_PROVIDED DATA_.
-.-.-

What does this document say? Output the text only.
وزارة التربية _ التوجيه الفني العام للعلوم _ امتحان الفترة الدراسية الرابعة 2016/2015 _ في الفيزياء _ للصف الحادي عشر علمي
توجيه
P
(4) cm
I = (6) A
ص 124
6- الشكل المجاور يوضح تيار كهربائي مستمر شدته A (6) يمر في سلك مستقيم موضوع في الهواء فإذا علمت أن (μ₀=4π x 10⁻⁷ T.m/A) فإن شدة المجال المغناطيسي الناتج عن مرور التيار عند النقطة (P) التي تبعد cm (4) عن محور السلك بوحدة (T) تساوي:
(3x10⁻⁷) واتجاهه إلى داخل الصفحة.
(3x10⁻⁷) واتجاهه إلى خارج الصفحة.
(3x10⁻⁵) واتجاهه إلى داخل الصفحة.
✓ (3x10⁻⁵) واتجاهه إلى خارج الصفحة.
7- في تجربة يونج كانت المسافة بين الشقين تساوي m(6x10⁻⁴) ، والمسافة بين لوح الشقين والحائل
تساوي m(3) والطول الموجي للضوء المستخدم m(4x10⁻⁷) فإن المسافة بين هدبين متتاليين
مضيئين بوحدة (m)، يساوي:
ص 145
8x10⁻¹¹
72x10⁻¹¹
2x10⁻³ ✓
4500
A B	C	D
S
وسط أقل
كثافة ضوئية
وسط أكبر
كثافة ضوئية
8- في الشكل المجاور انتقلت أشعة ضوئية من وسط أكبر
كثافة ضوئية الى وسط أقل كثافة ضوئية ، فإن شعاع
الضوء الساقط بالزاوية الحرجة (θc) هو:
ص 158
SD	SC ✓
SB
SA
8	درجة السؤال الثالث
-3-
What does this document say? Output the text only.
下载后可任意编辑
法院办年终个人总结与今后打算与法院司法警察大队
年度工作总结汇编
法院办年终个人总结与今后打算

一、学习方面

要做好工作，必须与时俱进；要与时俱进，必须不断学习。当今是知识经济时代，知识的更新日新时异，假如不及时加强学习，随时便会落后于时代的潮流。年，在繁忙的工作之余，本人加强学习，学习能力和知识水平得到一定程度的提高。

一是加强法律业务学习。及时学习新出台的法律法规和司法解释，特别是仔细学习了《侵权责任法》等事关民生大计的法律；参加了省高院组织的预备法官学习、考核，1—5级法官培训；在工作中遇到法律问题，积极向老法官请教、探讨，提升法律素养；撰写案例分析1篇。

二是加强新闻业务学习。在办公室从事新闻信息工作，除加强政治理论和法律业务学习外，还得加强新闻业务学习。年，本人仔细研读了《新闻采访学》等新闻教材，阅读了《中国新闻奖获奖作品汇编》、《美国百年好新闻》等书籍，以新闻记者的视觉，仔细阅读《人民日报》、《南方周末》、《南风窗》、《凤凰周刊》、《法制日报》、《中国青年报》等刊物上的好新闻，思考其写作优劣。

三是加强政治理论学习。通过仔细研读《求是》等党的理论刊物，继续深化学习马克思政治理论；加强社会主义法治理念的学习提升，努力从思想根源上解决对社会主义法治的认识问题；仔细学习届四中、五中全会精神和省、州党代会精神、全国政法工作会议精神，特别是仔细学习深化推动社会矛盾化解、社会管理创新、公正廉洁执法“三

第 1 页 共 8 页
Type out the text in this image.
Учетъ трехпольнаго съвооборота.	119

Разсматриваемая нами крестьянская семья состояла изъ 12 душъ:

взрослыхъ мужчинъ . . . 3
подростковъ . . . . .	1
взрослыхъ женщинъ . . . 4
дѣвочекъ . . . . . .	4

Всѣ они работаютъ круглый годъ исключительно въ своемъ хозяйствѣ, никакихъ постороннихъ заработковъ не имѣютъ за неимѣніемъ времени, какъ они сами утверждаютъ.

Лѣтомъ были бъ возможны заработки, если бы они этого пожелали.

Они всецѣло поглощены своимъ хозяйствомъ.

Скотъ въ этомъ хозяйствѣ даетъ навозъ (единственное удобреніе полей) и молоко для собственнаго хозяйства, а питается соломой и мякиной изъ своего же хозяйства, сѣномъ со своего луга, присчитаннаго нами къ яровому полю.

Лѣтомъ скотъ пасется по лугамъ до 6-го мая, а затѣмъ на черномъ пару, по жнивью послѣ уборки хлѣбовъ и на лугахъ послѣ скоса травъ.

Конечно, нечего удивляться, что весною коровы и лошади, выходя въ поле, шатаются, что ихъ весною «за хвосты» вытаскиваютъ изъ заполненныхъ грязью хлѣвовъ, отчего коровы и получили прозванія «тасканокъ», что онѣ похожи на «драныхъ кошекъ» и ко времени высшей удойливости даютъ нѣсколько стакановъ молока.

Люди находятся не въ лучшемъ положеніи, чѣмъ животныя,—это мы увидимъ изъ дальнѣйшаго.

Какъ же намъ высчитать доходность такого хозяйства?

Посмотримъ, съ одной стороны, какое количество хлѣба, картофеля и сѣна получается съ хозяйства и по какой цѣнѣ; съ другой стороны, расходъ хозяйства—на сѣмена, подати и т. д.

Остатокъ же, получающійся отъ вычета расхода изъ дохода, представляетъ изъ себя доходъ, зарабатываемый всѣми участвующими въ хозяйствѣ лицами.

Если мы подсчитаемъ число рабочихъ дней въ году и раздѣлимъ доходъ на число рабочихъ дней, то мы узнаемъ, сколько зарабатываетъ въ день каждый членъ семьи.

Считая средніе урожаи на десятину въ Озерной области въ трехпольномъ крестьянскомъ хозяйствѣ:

-.-.-

Copy the entries above exactly, leaving none out.

_RESPONSE TO THE EXERCISE_.
What does this document say? Output the text only.
وزارة التربية _ التوجيه الفني العام للعلوم _ امتحان الفترة الدراسية الرابعة 2016/2015 _ في الفيزياء _ للصف الحادي عشر علمي
توجيه
P
(4) cm
I = (6) A
ص 124
6- الشكل المجاور يوضح تيار كهربائي مستمر شدته A (6) يمر في سلك مستقيم موضوع في الهواء فإذا علمت أن (μ₀=4π x 10⁻⁷ T.m/A) فإن شدة المجال المغناطيسي الناتج عن مرور التيار عند النقطة (P) التي تبعد cm (4) عن محور السلك بوحدة (T) تساوي:
(3x10⁻⁷) واتجاهه إلى داخل الصفحة.
(3x10⁻⁷) واتجاهه إلى خارج الصفحة.
(3x10⁻⁵) واتجاهه إلى داخل الصفحة.
✓ (3x10⁻⁵) واتجاهه إلى خارج الصفحة.
7- في تجربة يونج كانت المسافة بين الشقين تساوي m(6x10⁻⁴) ، والمسافة بين لوح الشقين والحائل
تساوي m(3) والطول الموجي للضوء المستخدم m(4x10⁻⁷) فإن المسافة بين هدبين متتاليين
مضيئين بوحدة (m)، يساوي:
ص 145
8x10⁻¹¹
72x10⁻¹¹
2x10⁻³ ✓
4500
A B	C	D
S
وسط أقل
كثافة ضوئية
وسط أكبر
كثافة ضوئية
8- في الشكل المجاور انتقلت أشعة ضوئية من وسط أكبر
كثافة ضوئية الى وسط أقل كثافة ضوئية ، فإن شعاع
الضوء الساقط بالزاوية الحرجة (θc) هو:
ص 158
SD	SC ✓
SB
SA
8	درجة السؤال الثالث
-3-
What does this document say? Output the text only.
下载后可任意编辑
法院办年终个人总结与今后打算与法院司法警察大队
年度工作总结汇编
法院办年终个人总结与今后打算

一、学习方面

要做好工作，必须与时俱进；要与时俱进，必须不断学习。当今是知识经济时代，知识的更新日新时异，假如不及时加强学习，随时便会落后于时代的潮流。年，在繁忙的工作之余，本人加强学习，学习能力和知识水平得到一定程度的提高。

一是加强法律业务学习。及时学习新出台的法律法规和司法解释，特别是仔细学习了《侵权责任法》等事关民生大计的法律；参加了省高院组织的预备法官学习、考核，1—5级法官培训；在工作中遇到法律问题，积极向老法官请教、探讨，提升法律素养；撰写案例分析1篇。

二是加强新闻业务学习。在办公室从事新闻信息工作，除加强政治理论和法律业务学习外，还得加强新闻业务学习。年，本人仔细研读了《新闻采访学》等新闻教材，阅读了《中国新闻奖获奖作品汇编》、《美国百年好新闻》等书籍，以新闻记者的视觉，仔细阅读《人民日报》、《南方周末》、《南风窗》、《凤凰周刊》、《法制日报》、《中国青年报》等刊物上的好新闻，思考其写作优劣。

三是加强政治理论学习。通过仔细研读《求是》等党的理论刊物，继续深化学习马克思政治理论；加强社会主义法治理念的学习提升，努力从思想根源上解决对社会主义法治的认识问题；仔细学习届四中、五中全会精神和省、州党代会精神、全国政法工作会议精神，特别是仔细学习深化推动社会矛盾化解、社会管理创新、公正廉洁执法“三

第 1 页 共 8 页
Type out the text in this image.
Учетъ трехпольнаго съвооборота.	119

Разсматриваемая нами крестьянская семья состояла изъ 12 душъ:

взрослыхъ мужчинъ . . . 3
подростковъ . . . . .	1
взрослыхъ женщинъ . . . 4
дѣвочекъ . . . . . .	4

Всѣ они работаютъ круглый годъ исключительно въ своемъ хозяйствѣ, никакихъ постороннихъ заработковъ не имѣютъ за неимѣніемъ времени, какъ они сами утверждаютъ.

Лѣтомъ были бъ возможны заработки, если бы они этого пожелали.

Они всецѣло поглощены своимъ хозяйствомъ.

Скотъ въ этомъ хозяйствѣ даетъ навозъ (единственное удобреніе полей) и молоко для собственнаго хозяйства, а питается соломой и мякиной изъ своего же хозяйства, сѣномъ со своего луга, присчитаннаго нами къ яровому полю.

Лѣтомъ скотъ пасется по лугамъ до 6-го мая, а затѣмъ на черномъ пару, по жнивью послѣ уборки хлѣбовъ и на лугахъ послѣ скоса травъ.

Конечно, нечего удивляться, что весною коровы и лошади, выходя въ поле, шатаются, что ихъ весною «за хвосты» вытаскиваютъ изъ заполненныхъ грязью хлѣвовъ, отчего коровы и получили прозванія «тасканокъ», что онѣ похожи на «драныхъ кошекъ» и ко времени высшей удойливости даютъ нѣсколько стакановъ молока.

Люди находятся не въ лучшемъ положеніи, чѣмъ животныя,—это мы увидимъ изъ дальнѣйшаго.

Какъ же намъ высчитать доходность такого хозяйства?

Посмотримъ, съ одной стороны, какое количество хлѣба, картофеля и сѣна получается съ хозяйства и по какой цѣнѣ; съ другой стороны, расходъ хозяйства—на сѣмена, подати и т. д.

Остатокъ же, получающійся отъ вычета расхода изъ дохода, представляетъ изъ себя доходъ, зарабатываемый всѣми участвующими въ хозяйствѣ лицами.

Если мы подсчитаемъ число рабочихъ дней въ году и раздѣлимъ доходъ на число рабочихъ дней, то мы узнаемъ, сколько зарабатываетъ въ день каждый членъ семьи.

Считая средніе урожаи на десятину въ Озерной области въ трехпольномъ крестьянскомъ хозяйствѣ:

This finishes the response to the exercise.